Start of Selected extract

It's got buckets of controls. Alongside the standard Speed and Depth, you have a continuous Smoothness control which moves you from a smooth sine wave to a choppy square wave, then a Spacing control which shifts the space between the pulses, and a Symmetry control which affects the symmetry of the pulse wave.
Those are the five controls I've selected to have on it, you can also add them for Fine control of the Speed, Gain of the whole device (I'm going to preset it with a trimpot inside), and also RampUp and RampDown Sawtooth modes.
Posted: Tue Mar 10, 2009 9:36 am
by Doog
Very compelling, mistermister- the gain trimpot is a massive boon for sure.
Keep us updated, sounds awesome.
Posted: Tue Mar 10, 2009 12:19 pm
by Bacchus
Sounds great, mike. Is there any way you coul put a rudimentary eq into a tremolo, so that you could take a bit off the top for vintage tones?

End of Selected extract
Start of Listed entries

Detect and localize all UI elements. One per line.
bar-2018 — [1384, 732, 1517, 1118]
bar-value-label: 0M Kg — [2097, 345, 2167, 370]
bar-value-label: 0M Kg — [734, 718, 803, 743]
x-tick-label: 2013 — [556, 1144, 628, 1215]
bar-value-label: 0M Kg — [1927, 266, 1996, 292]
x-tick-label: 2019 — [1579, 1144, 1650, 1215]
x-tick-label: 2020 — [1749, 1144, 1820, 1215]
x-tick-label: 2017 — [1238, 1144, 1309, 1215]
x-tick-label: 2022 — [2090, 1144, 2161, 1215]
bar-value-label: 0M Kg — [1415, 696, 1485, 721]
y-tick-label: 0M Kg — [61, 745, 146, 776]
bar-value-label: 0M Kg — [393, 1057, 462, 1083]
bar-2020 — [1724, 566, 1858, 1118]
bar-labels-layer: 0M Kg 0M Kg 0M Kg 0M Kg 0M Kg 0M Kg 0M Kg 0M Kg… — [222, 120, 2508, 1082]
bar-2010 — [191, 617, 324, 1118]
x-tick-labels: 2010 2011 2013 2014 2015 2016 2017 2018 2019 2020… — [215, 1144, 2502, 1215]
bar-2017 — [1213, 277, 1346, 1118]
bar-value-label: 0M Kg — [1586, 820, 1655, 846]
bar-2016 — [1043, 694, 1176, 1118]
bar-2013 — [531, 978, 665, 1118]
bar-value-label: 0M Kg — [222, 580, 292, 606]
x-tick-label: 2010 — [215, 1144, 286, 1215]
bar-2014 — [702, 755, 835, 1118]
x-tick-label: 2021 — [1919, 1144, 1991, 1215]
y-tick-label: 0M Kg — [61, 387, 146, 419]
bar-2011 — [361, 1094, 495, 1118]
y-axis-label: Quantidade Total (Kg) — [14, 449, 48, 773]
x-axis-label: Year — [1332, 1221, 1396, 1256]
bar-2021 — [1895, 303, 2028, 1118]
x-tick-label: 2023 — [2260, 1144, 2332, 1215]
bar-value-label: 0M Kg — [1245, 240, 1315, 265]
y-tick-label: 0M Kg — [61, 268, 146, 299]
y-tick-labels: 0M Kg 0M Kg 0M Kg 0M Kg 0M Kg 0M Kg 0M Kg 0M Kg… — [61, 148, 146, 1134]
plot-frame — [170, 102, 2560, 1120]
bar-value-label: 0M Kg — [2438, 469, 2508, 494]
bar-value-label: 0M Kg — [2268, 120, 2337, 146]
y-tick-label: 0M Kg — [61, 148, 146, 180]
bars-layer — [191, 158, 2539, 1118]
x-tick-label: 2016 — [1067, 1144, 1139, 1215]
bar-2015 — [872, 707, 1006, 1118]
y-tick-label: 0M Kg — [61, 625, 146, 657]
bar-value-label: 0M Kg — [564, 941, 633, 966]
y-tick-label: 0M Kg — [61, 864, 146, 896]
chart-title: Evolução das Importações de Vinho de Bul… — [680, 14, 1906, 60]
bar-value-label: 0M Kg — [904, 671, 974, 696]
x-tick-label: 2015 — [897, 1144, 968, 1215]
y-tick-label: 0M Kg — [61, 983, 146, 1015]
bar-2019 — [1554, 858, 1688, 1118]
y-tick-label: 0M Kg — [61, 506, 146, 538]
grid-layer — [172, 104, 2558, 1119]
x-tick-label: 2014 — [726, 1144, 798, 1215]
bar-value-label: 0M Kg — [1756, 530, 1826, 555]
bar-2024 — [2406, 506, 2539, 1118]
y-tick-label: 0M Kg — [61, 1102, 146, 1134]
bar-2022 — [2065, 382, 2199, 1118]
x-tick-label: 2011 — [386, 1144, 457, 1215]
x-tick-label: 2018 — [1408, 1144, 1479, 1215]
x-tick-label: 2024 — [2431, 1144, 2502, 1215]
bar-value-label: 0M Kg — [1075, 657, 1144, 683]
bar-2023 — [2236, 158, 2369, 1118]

End of Listed entries

* _Work task A_
List the five controls chosen for the pedal in the tremolo forum thread.
* _Work task B_
In the tremolo forum thread, what does Bacchus ask whether it is possible to put into a tremolo?
* _Work task C_
Continue the tremolo forum thread from its last post.

* _Task result A_
Speed, Depth, Smoothness, Spacing, Symmetry

* _Task result B_
A rudimentary EQ, to take a bit off the top for vintage tones.

* _Task result C_
Posted: Tue Mar 10, 2009 12:21 pm
by Mike
Yeah that type of thing would be very easy to do, especially in a Tremolo where you have some healthy volume boost (adjustable) on-tap, so that you have something to combat the insertion-loss (the inherent volume drop when you add a tone control to anything as you are removing energy from the signal).
Posted: Tue Mar 10, 2009 12:22 pm
by Bacchus
Why isn't it done? Or do most tremolos have a switch or something that will select between modern and vintage sounds?
Seems like a no brainer to me.
Posted: Tue Mar 10, 2009 12:29 pm
by Mike
Most people actually just consider Vintage and Modern on Tremolos to be your waveshape, with Vintage being a Sine/Triangle wave and Modern being a choppy square wave.
I dunno why people don't include tone controls, I guess because often people want to claim the original guitar tonality is unaffected by the effect.
Posted: Tue Mar 10, 2009 12:31 pm
by Bacchus
That all makes sense.
Posted: Tue Mar 10, 2009 1:19 pm
by jamieb
Um, I did have an EHX pulsar which is pretty good; goes all the way from vintage to chopper with no real drama. Originally bought as a replacement for the trem on my AC15 as it was, well, balls.
Now own a Redwitch deluxe moonphaser which is ridiculously good (and does lots of other cool shit aside from tremolololloooing)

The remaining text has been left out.